▶ INSTRUCTION
Without altering anything, repeat each of the records.

▶ RECORDS SUPPLIED
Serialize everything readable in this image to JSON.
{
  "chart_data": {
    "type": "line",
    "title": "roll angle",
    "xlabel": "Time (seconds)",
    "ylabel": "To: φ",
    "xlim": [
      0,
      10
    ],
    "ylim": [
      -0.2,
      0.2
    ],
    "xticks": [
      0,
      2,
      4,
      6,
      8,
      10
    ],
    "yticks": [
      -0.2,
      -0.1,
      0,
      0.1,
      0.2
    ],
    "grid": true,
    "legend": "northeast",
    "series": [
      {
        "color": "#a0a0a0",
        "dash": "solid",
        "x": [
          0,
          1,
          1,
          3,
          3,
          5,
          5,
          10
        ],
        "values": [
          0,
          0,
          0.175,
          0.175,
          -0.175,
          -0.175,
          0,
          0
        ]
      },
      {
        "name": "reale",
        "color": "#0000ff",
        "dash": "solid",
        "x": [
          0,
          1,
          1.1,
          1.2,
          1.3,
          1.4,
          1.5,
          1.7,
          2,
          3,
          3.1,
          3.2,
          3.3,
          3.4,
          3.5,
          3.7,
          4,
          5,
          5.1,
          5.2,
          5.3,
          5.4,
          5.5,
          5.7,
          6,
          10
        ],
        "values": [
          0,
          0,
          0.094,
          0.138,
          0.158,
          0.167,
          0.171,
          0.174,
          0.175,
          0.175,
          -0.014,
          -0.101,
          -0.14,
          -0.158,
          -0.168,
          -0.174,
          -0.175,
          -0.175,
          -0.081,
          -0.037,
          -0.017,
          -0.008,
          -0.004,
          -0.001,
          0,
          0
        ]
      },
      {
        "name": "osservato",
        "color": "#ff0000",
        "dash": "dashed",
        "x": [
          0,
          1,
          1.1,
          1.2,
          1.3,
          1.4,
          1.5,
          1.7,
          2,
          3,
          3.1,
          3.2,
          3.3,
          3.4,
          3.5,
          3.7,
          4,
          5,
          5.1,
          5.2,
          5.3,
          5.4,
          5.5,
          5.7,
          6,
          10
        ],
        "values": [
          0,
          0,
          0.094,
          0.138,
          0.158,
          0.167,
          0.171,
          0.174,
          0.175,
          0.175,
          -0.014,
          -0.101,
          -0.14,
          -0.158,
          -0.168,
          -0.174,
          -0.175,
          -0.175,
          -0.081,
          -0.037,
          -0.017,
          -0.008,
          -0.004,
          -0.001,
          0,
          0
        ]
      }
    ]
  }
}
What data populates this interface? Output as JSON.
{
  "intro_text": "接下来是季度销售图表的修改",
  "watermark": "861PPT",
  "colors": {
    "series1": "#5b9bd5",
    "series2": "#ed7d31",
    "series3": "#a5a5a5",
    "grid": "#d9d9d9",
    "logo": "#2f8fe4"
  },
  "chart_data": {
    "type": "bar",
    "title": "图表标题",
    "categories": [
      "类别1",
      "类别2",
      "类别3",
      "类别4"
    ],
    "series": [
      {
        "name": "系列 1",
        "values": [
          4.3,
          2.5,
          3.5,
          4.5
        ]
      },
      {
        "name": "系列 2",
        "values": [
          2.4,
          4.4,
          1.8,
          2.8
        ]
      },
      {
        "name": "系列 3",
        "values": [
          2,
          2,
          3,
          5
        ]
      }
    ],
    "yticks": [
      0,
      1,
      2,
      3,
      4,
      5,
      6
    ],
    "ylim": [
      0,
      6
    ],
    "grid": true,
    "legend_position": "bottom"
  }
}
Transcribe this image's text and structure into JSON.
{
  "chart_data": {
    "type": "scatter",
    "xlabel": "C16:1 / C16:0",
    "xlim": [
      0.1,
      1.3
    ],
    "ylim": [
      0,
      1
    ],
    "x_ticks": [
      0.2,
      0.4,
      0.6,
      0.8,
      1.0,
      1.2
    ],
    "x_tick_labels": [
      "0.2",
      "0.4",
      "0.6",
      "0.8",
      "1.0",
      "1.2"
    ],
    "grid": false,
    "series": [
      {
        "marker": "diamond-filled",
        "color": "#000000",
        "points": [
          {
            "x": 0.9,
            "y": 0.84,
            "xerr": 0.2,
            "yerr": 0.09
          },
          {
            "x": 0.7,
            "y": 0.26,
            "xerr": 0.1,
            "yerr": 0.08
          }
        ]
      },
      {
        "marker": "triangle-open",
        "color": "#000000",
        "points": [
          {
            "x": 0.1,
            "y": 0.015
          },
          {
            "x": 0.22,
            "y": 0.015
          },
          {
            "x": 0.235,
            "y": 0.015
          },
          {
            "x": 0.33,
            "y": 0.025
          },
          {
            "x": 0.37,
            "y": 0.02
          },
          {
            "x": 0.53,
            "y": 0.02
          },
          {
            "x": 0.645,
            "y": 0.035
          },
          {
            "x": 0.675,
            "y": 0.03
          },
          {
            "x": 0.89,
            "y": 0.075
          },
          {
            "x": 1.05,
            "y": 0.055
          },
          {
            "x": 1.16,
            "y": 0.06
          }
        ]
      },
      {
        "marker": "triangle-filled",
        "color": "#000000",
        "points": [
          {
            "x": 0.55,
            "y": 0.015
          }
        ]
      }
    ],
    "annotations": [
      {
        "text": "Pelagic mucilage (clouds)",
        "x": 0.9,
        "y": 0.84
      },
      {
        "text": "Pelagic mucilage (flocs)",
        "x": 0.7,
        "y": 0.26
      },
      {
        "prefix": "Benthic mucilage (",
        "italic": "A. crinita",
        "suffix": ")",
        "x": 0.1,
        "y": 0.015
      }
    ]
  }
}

▶ EXERCISE SOLUTION
Serialize everything readable in this image to JSON.
{
  "chart_data": {
    "type": "line",
    "title": "roll angle",
    "xlabel": "Time (seconds)",
    "ylabel": "To: φ",
    "xlim": [
      0,
      10
    ],
    "ylim": [
      -0.2,
      0.2
    ],
    "xticks": [
      0,
      2,
      4,
      6,
      8,
      10
    ],
    "yticks": [
      -0.2,
      -0.1,
      0,
      0.1,
      0.2
    ],
    "grid": true,
    "legend": "northeast",
    "series": [
      {
        "color": "#a0a0a0",
        "dash": "solid",
        "x": [
          0,
          1,
          1,
          3,
          3,
          5,
          5,
          10
        ],
        "values": [
          0,
          0,
          0.175,
          0.175,
          -0.175,
          -0.175,
          0,
          0
        ]
      },
      {
        "name": "reale",
        "color": "#0000ff",
        "dash": "solid",
        "x": [
          0,
          1,
          1.1,
          1.2,
          1.3,
          1.4,
          1.5,
          1.7,
          2,
          3,
          3.1,
          3.2,
          3.3,
          3.4,
          3.5,
          3.7,
          4,
          5,
          5.1,
          5.2,
          5.3,
          5.4,
          5.5,
          5.7,
          6,
          10
        ],
        "values": [
          0,
          0,
          0.094,
          0.138,
          0.158,
          0.167,
          0.171,
          0.174,
          0.175,
          0.175,
          -0.014,
          -0.101,
          -0.14,
          -0.158,
          -0.168,
          -0.174,
          -0.175,
          -0.175,
          -0.081,
          -0.037,
          -0.017,
          -0.008,
          -0.004,
          -0.001,
          0,
          0
        ]
      },
      {
        "name": "osservato",
        "color": "#ff0000",
        "dash": "dashed",
        "x": [
          0,
          1,
          1.1,
          1.2,
          1.3,
          1.4,
          1.5,
          1.7,
          2,
          3,
          3.1,
          3.2,
          3.3,
          3.4,
          3.5,
          3.7,
          4,
          5,
          5.1,
          5.2,
          5.3,
          5.4,
          5.5,
          5.7,
          6,
          10
        ],
        "values": [
          0,
          0,
          0.094,
          0.138,
          0.158,
          0.167,
          0.171,
          0.174,
          0.175,
          0.175,
          -0.014,
          -0.101,
          -0.14,
          -0.158,
          -0.168,
          -0.174,
          -0.175,
          -0.175,
          -0.081,
          -0.037,
          -0.017,
          -0.008,
          -0.004,
          -0.001,
          0,
          0
        ]
      }
    ]
  }
}
What data populates this interface? Output as JSON.
{
  "intro_text": "接下来是季度销售图表的修改",
  "watermark": "861PPT",
  "colors": {
    "series1": "#5b9bd5",
    "series2": "#ed7d31",
    "series3": "#a5a5a5",
    "grid": "#d9d9d9",
    "logo": "#2f8fe4"
  },
  "chart_data": {
    "type": "bar",
    "title": "图表标题",
    "categories": [
      "类别1",
      "类别2",
      "类别3",
      "类别4"
    ],
    "series": [
      {
        "name": "系列 1",
        "values": [
          4.3,
          2.5,
          3.5,
          4.5
        ]
      },
      {
        "name": "系列 2",
        "values": [
          2.4,
          4.4,
          1.8,
          2.8
        ]
      },
      {
        "name": "系列 3",
        "values": [
          2,
          2,
          3,
          5
        ]
      }
    ],
    "yticks": [
      0,
      1,
      2,
      3,
      4,
      5,
      6
    ],
    "ylim": [
      0,
      6
    ],
    "grid": true,
    "legend_position": "bottom"
  }
}
Transcribe this image's text and structure into JSON.
{
  "chart_data": {
    "type": "scatter",
    "xlabel": "C16:1 / C16:0",
    "xlim": [
      0.1,
      1.3
    ],
    "ylim": [
      0,
      1
    ],
    "x_ticks": [
      0.2,
      0.4,
      0.6,
      0.8,
      1.0,
      1.2
    ],
    "x_tick_labels": [
      "0.2",
      "0.4",
      "0.6",
      "0.8",
      "1.0",
      "1.2"
    ],
    "grid": false,
    "series": [
      {
        "marker": "diamond-filled",
        "color": "#000000",
        "points": [
          {
            "x": 0.9,
            "y": 0.84,
            "xerr": 0.2,
            "yerr": 0.09
          },
          {
            "x": 0.7,
            "y": 0.26,
            "xerr": 0.1,
            "yerr": 0.08
          }
        ]
      },
      {
        "marker": "triangle-open",
        "color": "#000000",
        "points": [
          {
            "x": 0.1,
            "y": 0.015
          },
          {
            "x": 0.22,
            "y": 0.015
          },
          {
            "x": 0.235,
            "y": 0.015
          },
          {
            "x": 0.33,
            "y": 0.025
          },
          {
            "x": 0.37,
            "y": 0.02
          },
          {
            "x": 0.53,
            "y": 0.02
          },
          {
            "x": 0.645,
            "y": 0.035
          },
          {
            "x": 0.675,
            "y": 0.03
          },
          {
            "x": 0.89,
            "y": 0.075
          },
          {
            "x": 1.05,
            "y": 0.055
          },
          {
            "x": 1.16,
            "y": 0.06
          }
        ]
      },
      {
        "marker": "triangle-filled",
        "color": "#000000",
        "points": [
          {
            "x": 0.55,
            "y": 0.015
          }
        ]
      }
    ],
    "annotations": [
      {
        "text": "Pelagic mucilage (clouds)",
        "x": 0.9,
        "y": 0.84
      },
      {
        "text": "Pelagic mucilage (flocs)",
        "x": 0.7,
        "y": 0.26
      },
      {
        "prefix": "Benthic mucilage (",
        "italic": "A. crinita",
        "suffix": ")",
        "x": 0.1,
        "y": 0.015
      }
    ]
  }
}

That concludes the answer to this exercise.